→ **The problem**
Locate each line of the material that contains "Size", then return it.

[Start Data section]

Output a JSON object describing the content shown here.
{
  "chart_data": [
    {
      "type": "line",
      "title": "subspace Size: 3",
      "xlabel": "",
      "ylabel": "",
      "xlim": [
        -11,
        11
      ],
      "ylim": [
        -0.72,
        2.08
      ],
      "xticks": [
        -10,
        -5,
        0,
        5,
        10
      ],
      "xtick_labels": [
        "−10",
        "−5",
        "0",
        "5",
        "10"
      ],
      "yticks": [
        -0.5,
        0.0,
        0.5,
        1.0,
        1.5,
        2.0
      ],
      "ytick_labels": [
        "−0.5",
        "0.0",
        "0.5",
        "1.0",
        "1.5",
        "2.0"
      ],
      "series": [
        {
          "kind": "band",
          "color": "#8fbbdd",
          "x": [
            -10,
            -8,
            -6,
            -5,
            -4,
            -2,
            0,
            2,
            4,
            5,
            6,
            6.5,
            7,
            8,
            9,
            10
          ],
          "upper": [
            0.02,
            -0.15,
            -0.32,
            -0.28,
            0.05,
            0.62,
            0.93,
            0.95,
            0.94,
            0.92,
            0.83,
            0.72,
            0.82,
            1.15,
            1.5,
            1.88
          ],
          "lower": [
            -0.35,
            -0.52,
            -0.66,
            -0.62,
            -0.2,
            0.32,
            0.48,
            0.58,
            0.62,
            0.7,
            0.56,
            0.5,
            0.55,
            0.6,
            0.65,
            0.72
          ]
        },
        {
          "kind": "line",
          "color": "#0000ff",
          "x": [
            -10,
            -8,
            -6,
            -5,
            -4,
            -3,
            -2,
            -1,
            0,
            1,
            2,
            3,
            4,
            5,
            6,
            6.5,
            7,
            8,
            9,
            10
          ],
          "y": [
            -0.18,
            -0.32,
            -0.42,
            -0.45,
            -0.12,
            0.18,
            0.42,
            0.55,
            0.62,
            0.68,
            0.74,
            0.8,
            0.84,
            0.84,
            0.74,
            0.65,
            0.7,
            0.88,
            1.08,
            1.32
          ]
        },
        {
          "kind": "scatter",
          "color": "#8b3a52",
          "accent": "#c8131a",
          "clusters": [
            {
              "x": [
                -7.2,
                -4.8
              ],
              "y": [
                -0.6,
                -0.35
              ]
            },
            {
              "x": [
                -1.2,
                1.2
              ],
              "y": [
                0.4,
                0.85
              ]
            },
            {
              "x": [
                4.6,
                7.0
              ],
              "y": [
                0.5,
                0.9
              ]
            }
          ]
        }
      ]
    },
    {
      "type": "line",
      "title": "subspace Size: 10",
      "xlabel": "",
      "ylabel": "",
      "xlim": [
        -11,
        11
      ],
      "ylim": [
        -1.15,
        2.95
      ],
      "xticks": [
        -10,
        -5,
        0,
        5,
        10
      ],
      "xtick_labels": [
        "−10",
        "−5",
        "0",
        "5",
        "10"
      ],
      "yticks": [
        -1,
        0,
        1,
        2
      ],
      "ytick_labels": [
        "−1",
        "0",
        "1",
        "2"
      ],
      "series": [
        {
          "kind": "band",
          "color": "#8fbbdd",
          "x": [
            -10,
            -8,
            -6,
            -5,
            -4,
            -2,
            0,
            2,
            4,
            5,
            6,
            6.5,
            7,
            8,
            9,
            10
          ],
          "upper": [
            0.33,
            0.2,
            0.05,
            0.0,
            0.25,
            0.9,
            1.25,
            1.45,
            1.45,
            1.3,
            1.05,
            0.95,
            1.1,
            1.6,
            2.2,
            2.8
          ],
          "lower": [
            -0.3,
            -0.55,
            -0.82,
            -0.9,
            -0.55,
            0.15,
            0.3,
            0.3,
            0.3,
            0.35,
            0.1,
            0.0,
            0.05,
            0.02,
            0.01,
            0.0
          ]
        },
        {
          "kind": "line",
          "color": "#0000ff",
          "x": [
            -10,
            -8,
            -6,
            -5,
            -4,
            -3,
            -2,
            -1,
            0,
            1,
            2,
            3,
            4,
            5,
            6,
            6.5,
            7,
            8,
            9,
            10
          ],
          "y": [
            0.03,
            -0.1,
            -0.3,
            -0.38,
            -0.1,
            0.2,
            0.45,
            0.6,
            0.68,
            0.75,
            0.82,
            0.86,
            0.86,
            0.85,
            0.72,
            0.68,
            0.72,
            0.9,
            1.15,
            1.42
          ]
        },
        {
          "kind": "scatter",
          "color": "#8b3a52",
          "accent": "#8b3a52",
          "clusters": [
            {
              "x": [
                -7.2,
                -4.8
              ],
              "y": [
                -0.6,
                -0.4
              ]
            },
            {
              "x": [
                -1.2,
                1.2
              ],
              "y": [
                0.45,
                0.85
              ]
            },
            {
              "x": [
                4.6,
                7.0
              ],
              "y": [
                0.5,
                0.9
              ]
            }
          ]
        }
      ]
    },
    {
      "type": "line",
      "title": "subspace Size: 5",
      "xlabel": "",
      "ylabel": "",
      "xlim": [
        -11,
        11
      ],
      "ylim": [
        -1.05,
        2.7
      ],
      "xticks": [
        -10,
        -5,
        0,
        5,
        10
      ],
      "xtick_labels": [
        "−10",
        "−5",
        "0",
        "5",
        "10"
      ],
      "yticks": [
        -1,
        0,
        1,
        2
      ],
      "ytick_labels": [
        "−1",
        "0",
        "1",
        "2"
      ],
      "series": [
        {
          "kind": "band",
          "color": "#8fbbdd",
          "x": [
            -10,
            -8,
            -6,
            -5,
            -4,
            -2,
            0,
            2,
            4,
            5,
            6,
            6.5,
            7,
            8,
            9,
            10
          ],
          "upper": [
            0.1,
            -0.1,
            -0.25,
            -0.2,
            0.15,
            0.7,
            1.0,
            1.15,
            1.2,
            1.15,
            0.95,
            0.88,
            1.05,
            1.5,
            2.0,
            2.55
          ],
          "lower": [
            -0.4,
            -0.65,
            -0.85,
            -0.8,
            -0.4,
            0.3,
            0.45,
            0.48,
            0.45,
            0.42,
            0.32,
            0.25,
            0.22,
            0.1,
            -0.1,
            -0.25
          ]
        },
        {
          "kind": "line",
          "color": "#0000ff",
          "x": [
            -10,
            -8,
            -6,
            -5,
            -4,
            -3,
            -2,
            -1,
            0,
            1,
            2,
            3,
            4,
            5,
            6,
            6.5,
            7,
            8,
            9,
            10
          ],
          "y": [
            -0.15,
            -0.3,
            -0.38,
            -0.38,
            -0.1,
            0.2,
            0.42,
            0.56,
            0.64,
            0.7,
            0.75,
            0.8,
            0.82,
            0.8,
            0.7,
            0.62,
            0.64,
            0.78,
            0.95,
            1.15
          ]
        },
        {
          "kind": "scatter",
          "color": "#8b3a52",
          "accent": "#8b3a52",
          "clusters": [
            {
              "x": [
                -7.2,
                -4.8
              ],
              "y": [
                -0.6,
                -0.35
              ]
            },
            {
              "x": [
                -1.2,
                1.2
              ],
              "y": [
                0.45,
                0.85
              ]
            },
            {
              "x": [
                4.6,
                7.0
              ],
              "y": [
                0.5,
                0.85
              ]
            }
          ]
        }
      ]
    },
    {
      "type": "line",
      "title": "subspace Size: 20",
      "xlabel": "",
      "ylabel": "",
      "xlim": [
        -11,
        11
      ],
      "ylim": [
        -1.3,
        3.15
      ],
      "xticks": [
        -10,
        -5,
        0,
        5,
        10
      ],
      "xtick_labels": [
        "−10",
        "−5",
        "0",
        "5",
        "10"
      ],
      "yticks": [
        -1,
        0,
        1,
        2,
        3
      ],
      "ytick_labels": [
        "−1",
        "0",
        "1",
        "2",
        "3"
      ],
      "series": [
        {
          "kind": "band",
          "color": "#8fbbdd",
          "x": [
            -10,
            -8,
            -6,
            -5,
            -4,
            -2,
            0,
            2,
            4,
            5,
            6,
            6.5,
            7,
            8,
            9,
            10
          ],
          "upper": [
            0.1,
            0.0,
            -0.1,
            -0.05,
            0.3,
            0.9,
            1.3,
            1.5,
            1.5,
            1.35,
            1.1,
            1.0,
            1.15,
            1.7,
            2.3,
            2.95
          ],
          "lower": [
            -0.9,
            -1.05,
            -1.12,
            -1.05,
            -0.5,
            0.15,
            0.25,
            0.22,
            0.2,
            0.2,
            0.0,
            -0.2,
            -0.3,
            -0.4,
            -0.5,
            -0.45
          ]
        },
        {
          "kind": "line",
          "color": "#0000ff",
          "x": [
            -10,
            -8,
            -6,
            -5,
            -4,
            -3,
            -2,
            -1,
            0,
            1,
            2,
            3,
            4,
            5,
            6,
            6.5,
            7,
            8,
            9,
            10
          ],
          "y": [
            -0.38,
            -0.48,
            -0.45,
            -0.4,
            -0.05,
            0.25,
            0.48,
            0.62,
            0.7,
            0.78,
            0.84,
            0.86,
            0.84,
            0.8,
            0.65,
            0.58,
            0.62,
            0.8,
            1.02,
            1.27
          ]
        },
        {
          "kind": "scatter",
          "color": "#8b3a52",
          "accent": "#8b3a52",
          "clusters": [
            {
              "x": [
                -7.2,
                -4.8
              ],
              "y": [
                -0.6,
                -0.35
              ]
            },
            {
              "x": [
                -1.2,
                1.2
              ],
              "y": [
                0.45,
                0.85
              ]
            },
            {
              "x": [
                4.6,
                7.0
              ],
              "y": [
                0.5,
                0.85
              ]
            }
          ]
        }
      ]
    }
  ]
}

[End Data section]

→ **Written reply**
      "title": "subspace Size: 3",
      "title": "subspace Size: 10",
      "title": "subspace Size: 5",
      "title": "subspace Size: 20",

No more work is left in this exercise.